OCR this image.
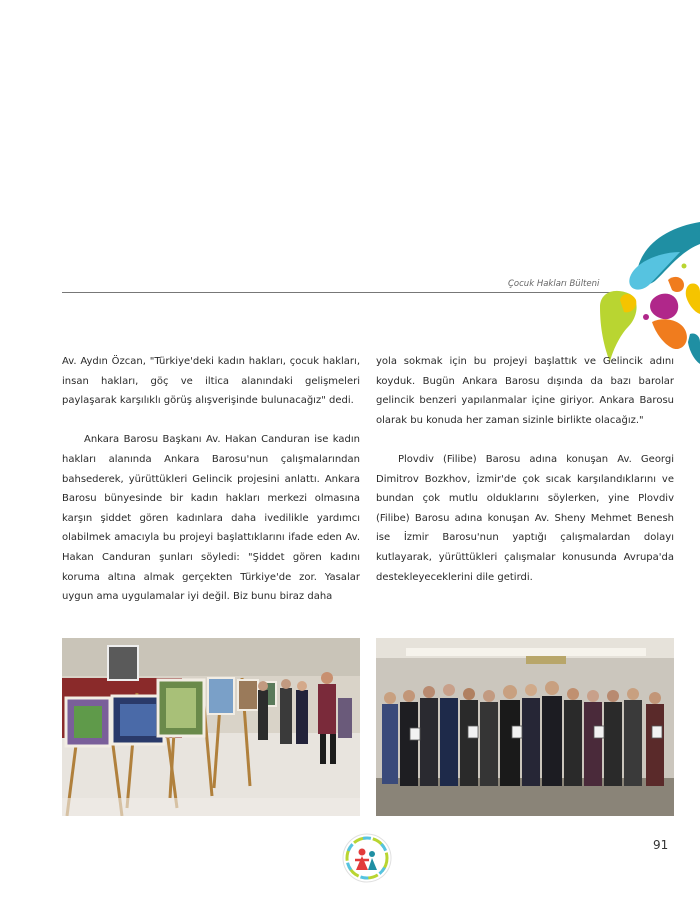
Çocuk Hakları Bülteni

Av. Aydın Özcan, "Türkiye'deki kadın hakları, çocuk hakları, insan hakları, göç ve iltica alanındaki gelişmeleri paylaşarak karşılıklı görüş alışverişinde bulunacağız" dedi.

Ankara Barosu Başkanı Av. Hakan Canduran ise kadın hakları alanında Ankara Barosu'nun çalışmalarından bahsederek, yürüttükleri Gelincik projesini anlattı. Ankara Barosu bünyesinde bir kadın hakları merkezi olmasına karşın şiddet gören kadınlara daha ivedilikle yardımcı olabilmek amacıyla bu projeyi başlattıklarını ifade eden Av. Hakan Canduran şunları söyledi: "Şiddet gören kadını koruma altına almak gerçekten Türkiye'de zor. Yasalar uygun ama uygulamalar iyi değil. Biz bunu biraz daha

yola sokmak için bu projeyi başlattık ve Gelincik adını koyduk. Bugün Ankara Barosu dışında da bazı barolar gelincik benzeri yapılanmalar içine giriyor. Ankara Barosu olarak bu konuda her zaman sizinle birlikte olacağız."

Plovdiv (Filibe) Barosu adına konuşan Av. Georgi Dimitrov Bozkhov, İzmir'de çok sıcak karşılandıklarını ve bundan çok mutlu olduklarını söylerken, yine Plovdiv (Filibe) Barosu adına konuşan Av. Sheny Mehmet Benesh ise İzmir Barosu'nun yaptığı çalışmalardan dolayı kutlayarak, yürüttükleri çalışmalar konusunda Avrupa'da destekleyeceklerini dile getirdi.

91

■ Given request: Set the entries down again exactly. Do not include the images.

■ Worked solution:
OCR this image.
Çocuk Hakları Bülteni

Av. Aydın Özcan, "Türkiye'deki kadın hakları, çocuk hakları, insan hakları, göç ve iltica alanındaki gelişmeleri paylaşarak karşılıklı görüş alışverişinde bulunacağız" dedi.

Ankara Barosu Başkanı Av. Hakan Canduran ise kadın hakları alanında Ankara Barosu'nun çalışmalarından bahsederek, yürüttükleri Gelincik projesini anlattı. Ankara Barosu bünyesinde bir kadın hakları merkezi olmasına karşın şiddet gören kadınlara daha ivedilikle yardımcı olabilmek amacıyla bu projeyi başlattıklarını ifade eden Av. Hakan Canduran şunları söyledi: "Şiddet gören kadını koruma altına almak gerçekten Türkiye'de zor. Yasalar uygun ama uygulamalar iyi değil. Biz bunu biraz daha

yola sokmak için bu projeyi başlattık ve Gelincik adını koyduk. Bugün Ankara Barosu dışında da bazı barolar gelincik benzeri yapılanmalar içine giriyor. Ankara Barosu olarak bu konuda her zaman sizinle birlikte olacağız."

Plovdiv (Filibe) Barosu adına konuşan Av. Georgi Dimitrov Bozkhov, İzmir'de çok sıcak karşılandıklarını ve bundan çok mutlu olduklarını söylerken, yine Plovdiv (Filibe) Barosu adına konuşan Av. Sheny Mehmet Benesh ise İzmir Barosu'nun yaptığı çalışmalardan dolayı kutlayarak, yürüttükleri çalışmalar konusunda Avrupa'da destekleyeceklerini dile getirdi.

91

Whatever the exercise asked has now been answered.